## WHAT THE EXERCISE ASKS
Leave out the pictures and repeat every record exactly.

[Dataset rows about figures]

★ ★ ★ ★ ★ ★ ★

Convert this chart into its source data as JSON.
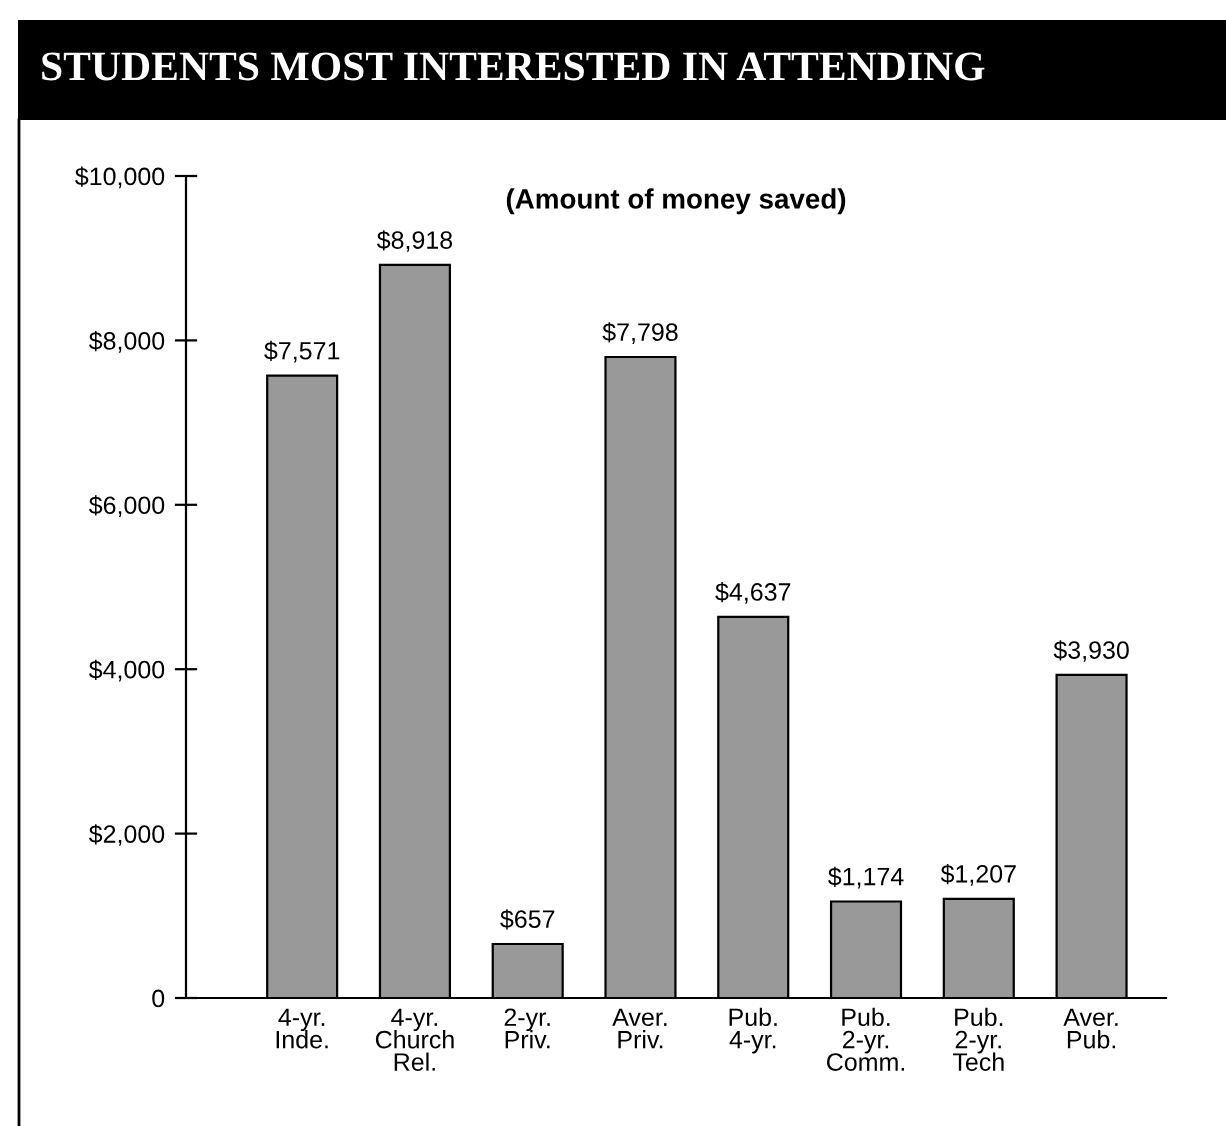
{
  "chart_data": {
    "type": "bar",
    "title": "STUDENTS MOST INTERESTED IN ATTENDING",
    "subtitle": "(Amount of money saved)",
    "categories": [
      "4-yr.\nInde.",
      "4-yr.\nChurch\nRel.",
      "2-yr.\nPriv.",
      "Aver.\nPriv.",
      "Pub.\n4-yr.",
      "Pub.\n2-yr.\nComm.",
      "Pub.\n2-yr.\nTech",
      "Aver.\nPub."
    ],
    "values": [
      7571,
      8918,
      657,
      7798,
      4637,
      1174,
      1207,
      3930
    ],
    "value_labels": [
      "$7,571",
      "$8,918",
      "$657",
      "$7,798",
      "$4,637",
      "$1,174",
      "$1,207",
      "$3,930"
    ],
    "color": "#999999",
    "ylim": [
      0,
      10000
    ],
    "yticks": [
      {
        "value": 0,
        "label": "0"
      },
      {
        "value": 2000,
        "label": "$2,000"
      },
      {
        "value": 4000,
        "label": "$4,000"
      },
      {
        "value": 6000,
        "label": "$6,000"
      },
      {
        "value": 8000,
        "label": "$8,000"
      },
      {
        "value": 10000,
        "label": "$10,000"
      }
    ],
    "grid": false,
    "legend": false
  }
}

★ ★ ★ ★ ★ ★ ★

## EXPECTED ANSWER
Convert this chart into its source data as JSON.
{
  "chart_data": {
    "type": "bar",
    "title": "STUDENTS MOST INTERESTED IN ATTENDING",
    "subtitle": "(Amount of money saved)",
    "categories": [
      "4-yr.\nInde.",
      "4-yr.\nChurch\nRel.",
      "2-yr.\nPriv.",
      "Aver.\nPriv.",
      "Pub.\n4-yr.",
      "Pub.\n2-yr.\nComm.",
      "Pub.\n2-yr.\nTech",
      "Aver.\nPub."
    ],
    "values": [
      7571,
      8918,
      657,
      7798,
      4637,
      1174,
      1207,
      3930
    ],
    "value_labels": [
      "$7,571",
      "$8,918",
      "$657",
      "$7,798",
      "$4,637",
      "$1,174",
      "$1,207",
      "$3,930"
    ],
    "color": "#999999",
    "ylim": [
      0,
      10000
    ],
    "yticks": [
      {
        "value": 0,
        "label": "0"
      },
      {
        "value": 2000,
        "label": "$2,000"
      },
      {
        "value": 4000,
        "label": "$4,000"
      },
      {
        "value": 6000,
        "label": "$6,000"
      },
      {
        "value": 8000,
        "label": "$8,000"
      },
      {
        "value": 10000,
        "label": "$10,000"
      }
    ],
    "grid": false,
    "legend": false
  }
}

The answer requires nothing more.